▸ **STATED EXERCISE**
Nothing may be dropped or altered: reproduce all the data.

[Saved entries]
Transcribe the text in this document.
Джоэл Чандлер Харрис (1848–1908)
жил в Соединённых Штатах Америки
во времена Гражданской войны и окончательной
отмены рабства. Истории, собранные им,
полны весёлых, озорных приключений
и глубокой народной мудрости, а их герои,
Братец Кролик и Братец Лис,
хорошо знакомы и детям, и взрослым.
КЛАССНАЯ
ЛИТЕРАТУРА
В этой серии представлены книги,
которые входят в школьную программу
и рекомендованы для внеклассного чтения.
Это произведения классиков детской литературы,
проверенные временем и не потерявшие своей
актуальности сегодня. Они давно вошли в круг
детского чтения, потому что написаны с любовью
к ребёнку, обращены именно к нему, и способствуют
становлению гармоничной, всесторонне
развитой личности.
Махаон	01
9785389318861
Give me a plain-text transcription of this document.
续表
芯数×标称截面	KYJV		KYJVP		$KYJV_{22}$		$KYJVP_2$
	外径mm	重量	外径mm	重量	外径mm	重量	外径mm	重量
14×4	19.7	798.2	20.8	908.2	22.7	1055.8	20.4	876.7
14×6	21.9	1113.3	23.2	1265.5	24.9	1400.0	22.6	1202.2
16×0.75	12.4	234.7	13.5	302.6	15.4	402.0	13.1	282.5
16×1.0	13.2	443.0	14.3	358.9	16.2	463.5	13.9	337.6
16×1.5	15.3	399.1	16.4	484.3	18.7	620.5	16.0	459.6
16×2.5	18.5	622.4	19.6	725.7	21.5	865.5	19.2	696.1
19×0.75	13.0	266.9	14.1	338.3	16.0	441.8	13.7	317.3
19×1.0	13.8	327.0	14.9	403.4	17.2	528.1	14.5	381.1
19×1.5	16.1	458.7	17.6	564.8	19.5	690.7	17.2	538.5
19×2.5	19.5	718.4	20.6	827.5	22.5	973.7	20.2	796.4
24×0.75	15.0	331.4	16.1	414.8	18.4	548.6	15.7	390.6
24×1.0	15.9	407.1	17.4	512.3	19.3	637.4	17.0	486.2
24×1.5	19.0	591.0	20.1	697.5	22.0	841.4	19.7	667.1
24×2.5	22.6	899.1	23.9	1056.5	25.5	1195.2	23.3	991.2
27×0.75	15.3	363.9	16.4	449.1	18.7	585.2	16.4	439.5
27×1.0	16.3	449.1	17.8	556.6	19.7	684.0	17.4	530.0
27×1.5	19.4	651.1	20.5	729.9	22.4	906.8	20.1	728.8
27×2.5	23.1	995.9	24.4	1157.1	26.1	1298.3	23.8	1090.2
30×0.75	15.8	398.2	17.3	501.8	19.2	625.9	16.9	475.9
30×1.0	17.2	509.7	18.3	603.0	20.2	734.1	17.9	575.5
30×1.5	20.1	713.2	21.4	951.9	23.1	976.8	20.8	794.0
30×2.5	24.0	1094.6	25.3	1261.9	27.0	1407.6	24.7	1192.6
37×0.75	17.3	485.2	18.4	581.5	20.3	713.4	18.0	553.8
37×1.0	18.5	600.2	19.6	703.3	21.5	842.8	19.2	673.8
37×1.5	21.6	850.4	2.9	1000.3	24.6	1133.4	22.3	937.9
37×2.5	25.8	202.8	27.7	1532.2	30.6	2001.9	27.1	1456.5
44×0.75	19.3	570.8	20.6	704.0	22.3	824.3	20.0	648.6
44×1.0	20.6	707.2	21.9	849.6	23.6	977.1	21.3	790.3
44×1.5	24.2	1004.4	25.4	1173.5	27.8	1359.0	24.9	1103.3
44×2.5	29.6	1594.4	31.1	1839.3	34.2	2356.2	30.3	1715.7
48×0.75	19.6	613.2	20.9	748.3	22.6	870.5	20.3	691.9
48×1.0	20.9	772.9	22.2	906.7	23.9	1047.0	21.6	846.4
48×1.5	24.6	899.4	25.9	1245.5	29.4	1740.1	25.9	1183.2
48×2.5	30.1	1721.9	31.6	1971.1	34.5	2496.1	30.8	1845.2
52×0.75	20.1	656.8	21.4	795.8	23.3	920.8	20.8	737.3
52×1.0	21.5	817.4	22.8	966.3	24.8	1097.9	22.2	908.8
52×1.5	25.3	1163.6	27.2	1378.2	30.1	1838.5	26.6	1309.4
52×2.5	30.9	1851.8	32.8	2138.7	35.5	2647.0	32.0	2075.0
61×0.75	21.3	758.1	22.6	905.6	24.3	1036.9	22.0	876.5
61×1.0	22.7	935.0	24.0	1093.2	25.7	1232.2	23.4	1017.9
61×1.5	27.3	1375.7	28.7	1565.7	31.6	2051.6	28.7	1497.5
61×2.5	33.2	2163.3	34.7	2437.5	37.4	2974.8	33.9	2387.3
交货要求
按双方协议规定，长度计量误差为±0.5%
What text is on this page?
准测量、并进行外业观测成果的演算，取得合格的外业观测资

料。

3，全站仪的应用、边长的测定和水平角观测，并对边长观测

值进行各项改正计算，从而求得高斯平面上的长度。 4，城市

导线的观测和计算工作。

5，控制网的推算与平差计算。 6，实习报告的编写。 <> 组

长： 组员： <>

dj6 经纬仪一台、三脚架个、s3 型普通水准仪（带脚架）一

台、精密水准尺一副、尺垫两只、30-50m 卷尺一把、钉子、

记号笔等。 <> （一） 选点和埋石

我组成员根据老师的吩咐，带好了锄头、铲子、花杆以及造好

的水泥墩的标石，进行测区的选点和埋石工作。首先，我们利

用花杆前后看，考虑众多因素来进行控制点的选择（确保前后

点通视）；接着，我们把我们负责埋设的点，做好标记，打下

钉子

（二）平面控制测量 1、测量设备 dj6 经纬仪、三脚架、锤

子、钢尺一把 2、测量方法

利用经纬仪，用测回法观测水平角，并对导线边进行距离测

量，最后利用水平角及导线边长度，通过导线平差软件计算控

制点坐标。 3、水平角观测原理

▸ **WRITTEN RESPONSE**
Transcribe the text in this document.
Джоэл Чандлер Харрис (1848–1908)
жил в Соединённых Штатах Америки
во времена Гражданской войны и окончательной
отмены рабства. Истории, собранные им,
полны весёлых, озорных приключений
и глубокой народной мудрости, а их герои,
Братец Кролик и Братец Лис,
хорошо знакомы и детям, и взрослым.
КЛАССНАЯ
ЛИТЕРАТУРА
В этой серии представлены книги,
которые входят в школьную программу
и рекомендованы для внеклассного чтения.
Это произведения классиков детской литературы,
проверенные временем и не потерявшие своей
актуальности сегодня. Они давно вошли в круг
детского чтения, потому что написаны с любовью
к ребёнку, обращены именно к нему, и способствуют
становлению гармоничной, всесторонне
развитой личности.
Махаон	01
9785389318861
Give me a plain-text transcription of this document.
续表
芯数×标称截面	KYJV		KYJVP		$KYJV_{22}$		$KYJVP_2$
	外径mm	重量	外径mm	重量	外径mm	重量	外径mm	重量
14×4	19.7	798.2	20.8	908.2	22.7	1055.8	20.4	876.7
14×6	21.9	1113.3	23.2	1265.5	24.9	1400.0	22.6	1202.2
16×0.75	12.4	234.7	13.5	302.6	15.4	402.0	13.1	282.5
16×1.0	13.2	443.0	14.3	358.9	16.2	463.5	13.9	337.6
16×1.5	15.3	399.1	16.4	484.3	18.7	620.5	16.0	459.6
16×2.5	18.5	622.4	19.6	725.7	21.5	865.5	19.2	696.1
19×0.75	13.0	266.9	14.1	338.3	16.0	441.8	13.7	317.3
19×1.0	13.8	327.0	14.9	403.4	17.2	528.1	14.5	381.1
19×1.5	16.1	458.7	17.6	564.8	19.5	690.7	17.2	538.5
19×2.5	19.5	718.4	20.6	827.5	22.5	973.7	20.2	796.4
24×0.75	15.0	331.4	16.1	414.8	18.4	548.6	15.7	390.6
24×1.0	15.9	407.1	17.4	512.3	19.3	637.4	17.0	486.2
24×1.5	19.0	591.0	20.1	697.5	22.0	841.4	19.7	667.1
24×2.5	22.6	899.1	23.9	1056.5	25.5	1195.2	23.3	991.2
27×0.75	15.3	363.9	16.4	449.1	18.7	585.2	16.4	439.5
27×1.0	16.3	449.1	17.8	556.6	19.7	684.0	17.4	530.0
27×1.5	19.4	651.1	20.5	729.9	22.4	906.8	20.1	728.8
27×2.5	23.1	995.9	24.4	1157.1	26.1	1298.3	23.8	1090.2
30×0.75	15.8	398.2	17.3	501.8	19.2	625.9	16.9	475.9
30×1.0	17.2	509.7	18.3	603.0	20.2	734.1	17.9	575.5
30×1.5	20.1	713.2	21.4	951.9	23.1	976.8	20.8	794.0
30×2.5	24.0	1094.6	25.3	1261.9	27.0	1407.6	24.7	1192.6
37×0.75	17.3	485.2	18.4	581.5	20.3	713.4	18.0	553.8
37×1.0	18.5	600.2	19.6	703.3	21.5	842.8	19.2	673.8
37×1.5	21.6	850.4	2.9	1000.3	24.6	1133.4	22.3	937.9
37×2.5	25.8	202.8	27.7	1532.2	30.6	2001.9	27.1	1456.5
44×0.75	19.3	570.8	20.6	704.0	22.3	824.3	20.0	648.6
44×1.0	20.6	707.2	21.9	849.6	23.6	977.1	21.3	790.3
44×1.5	24.2	1004.4	25.4	1173.5	27.8	1359.0	24.9	1103.3
44×2.5	29.6	1594.4	31.1	1839.3	34.2	2356.2	30.3	1715.7
48×0.75	19.6	613.2	20.9	748.3	22.6	870.5	20.3	691.9
48×1.0	20.9	772.9	22.2	906.7	23.9	1047.0	21.6	846.4
48×1.5	24.6	899.4	25.9	1245.5	29.4	1740.1	25.9	1183.2
48×2.5	30.1	1721.9	31.6	1971.1	34.5	2496.1	30.8	1845.2
52×0.75	20.1	656.8	21.4	795.8	23.3	920.8	20.8	737.3
52×1.0	21.5	817.4	22.8	966.3	24.8	1097.9	22.2	908.8
52×1.5	25.3	1163.6	27.2	1378.2	30.1	1838.5	26.6	1309.4
52×2.5	30.9	1851.8	32.8	2138.7	35.5	2647.0	32.0	2075.0
61×0.75	21.3	758.1	22.6	905.6	24.3	1036.9	22.0	876.5
61×1.0	22.7	935.0	24.0	1093.2	25.7	1232.2	23.4	1017.9
61×1.5	27.3	1375.7	28.7	1565.7	31.6	2051.6	28.7	1497.5
61×2.5	33.2	2163.3	34.7	2437.5	37.4	2974.8	33.9	2387.3
交货要求
按双方协议规定，长度计量误差为±0.5%
What text is on this page?
准测量、并进行外业观测成果的演算，取得合格的外业观测资

料。

3，全站仪的应用、边长的测定和水平角观测，并对边长观测

值进行各项改正计算，从而求得高斯平面上的长度。 4，城市

导线的观测和计算工作。

5，控制网的推算与平差计算。 6，实习报告的编写。 <> 组

长： 组员： <>

dj6 经纬仪一台、三脚架个、s3 型普通水准仪（带脚架）一

台、精密水准尺一副、尺垫两只、30-50m 卷尺一把、钉子、

记号笔等。 <> （一） 选点和埋石

我组成员根据老师的吩咐，带好了锄头、铲子、花杆以及造好

的水泥墩的标石，进行测区的选点和埋石工作。首先，我们利

用花杆前后看，考虑众多因素来进行控制点的选择（确保前后

点通视）；接着，我们把我们负责埋设的点，做好标记，打下

钉子

（二）平面控制测量 1、测量设备 dj6 经纬仪、三脚架、锤

子、钢尺一把 2、测量方法

利用经纬仪，用测回法观测水平角，并对导线边进行距离测

量，最后利用水平角及导线边长度，通过导线平差软件计算控

制点坐标。 3、水平角观测原理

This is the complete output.